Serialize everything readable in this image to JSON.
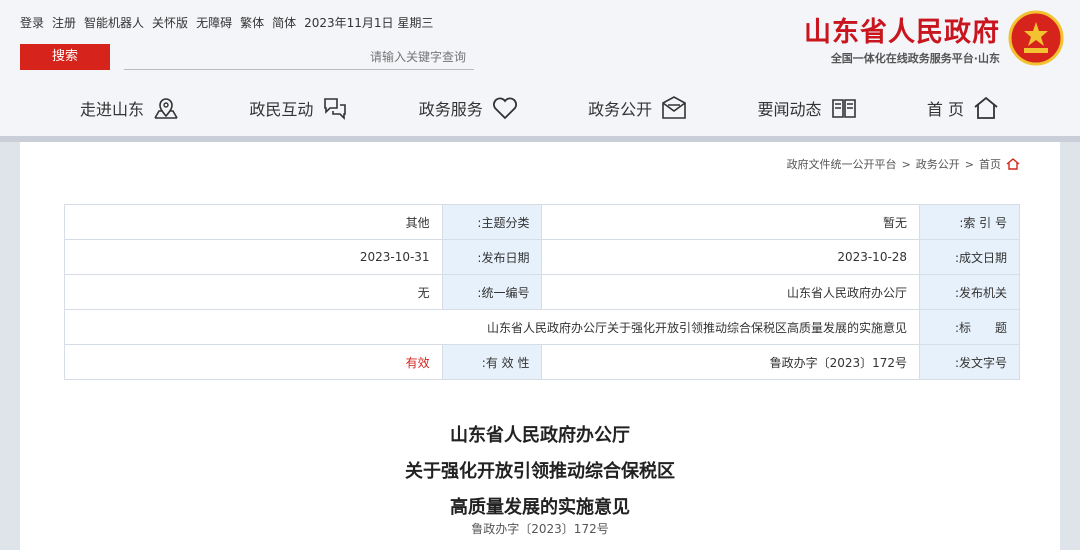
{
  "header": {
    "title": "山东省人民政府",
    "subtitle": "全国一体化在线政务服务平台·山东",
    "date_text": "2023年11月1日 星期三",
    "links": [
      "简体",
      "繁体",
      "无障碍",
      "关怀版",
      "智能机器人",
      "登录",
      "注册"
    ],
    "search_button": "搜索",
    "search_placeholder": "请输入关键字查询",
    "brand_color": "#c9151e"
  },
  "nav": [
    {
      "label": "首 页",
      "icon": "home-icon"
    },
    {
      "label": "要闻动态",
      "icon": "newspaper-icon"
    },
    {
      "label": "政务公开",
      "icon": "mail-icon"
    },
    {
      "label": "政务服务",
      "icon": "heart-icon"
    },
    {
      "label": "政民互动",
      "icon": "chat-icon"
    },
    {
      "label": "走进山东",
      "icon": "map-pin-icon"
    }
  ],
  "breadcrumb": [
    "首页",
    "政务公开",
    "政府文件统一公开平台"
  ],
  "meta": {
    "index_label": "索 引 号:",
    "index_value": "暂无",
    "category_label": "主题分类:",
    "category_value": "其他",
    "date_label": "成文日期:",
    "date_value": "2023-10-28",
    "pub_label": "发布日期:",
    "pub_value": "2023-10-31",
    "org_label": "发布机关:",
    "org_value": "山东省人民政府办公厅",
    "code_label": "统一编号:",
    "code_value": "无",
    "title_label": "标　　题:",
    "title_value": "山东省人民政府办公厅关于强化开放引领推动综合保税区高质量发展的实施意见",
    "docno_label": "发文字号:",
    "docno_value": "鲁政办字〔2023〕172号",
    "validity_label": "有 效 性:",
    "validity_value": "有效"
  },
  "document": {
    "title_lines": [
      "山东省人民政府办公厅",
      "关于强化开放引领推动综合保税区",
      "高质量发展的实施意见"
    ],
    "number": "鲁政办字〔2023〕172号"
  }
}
--
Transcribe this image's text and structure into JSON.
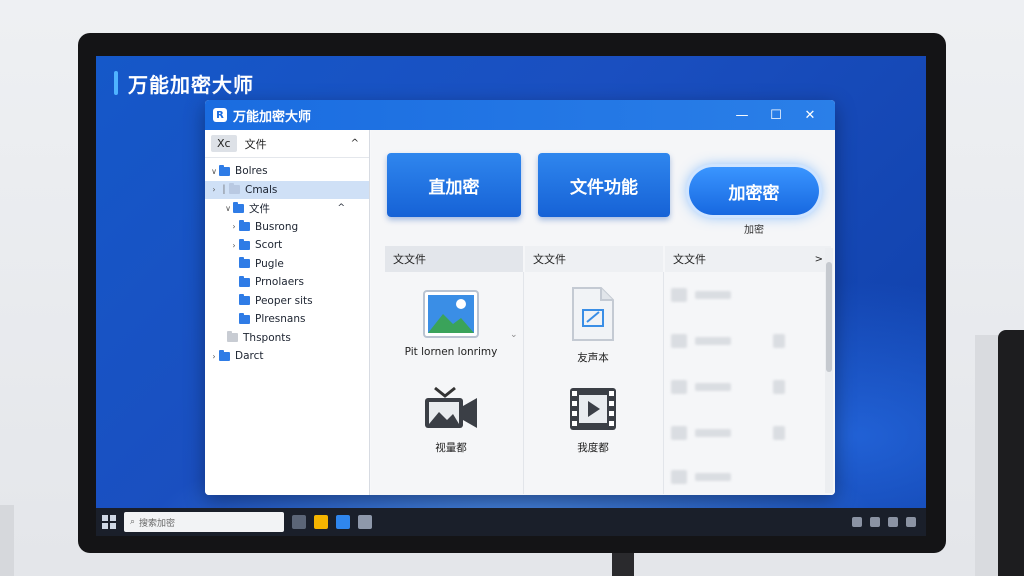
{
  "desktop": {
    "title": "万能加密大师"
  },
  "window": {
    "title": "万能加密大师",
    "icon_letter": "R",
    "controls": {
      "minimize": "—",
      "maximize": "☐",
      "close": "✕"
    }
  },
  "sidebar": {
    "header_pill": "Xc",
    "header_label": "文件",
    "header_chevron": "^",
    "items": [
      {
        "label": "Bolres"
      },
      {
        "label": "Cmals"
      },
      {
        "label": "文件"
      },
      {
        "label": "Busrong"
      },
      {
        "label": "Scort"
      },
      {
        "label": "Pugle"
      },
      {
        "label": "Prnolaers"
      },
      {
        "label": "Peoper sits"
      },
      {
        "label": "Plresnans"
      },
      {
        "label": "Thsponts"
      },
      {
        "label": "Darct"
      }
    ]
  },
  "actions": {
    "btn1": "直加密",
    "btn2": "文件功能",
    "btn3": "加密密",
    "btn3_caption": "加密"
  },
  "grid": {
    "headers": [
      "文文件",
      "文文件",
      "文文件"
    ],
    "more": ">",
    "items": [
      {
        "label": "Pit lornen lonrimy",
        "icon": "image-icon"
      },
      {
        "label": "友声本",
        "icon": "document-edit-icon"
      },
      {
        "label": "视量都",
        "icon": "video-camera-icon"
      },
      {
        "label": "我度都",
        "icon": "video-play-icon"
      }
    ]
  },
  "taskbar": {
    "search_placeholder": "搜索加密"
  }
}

▸ YOUR INSTRUCTIONS:
The word "video" appears in how many lines of the records? Give the number only.

▸ RESPONSE TO THIS TASK:
2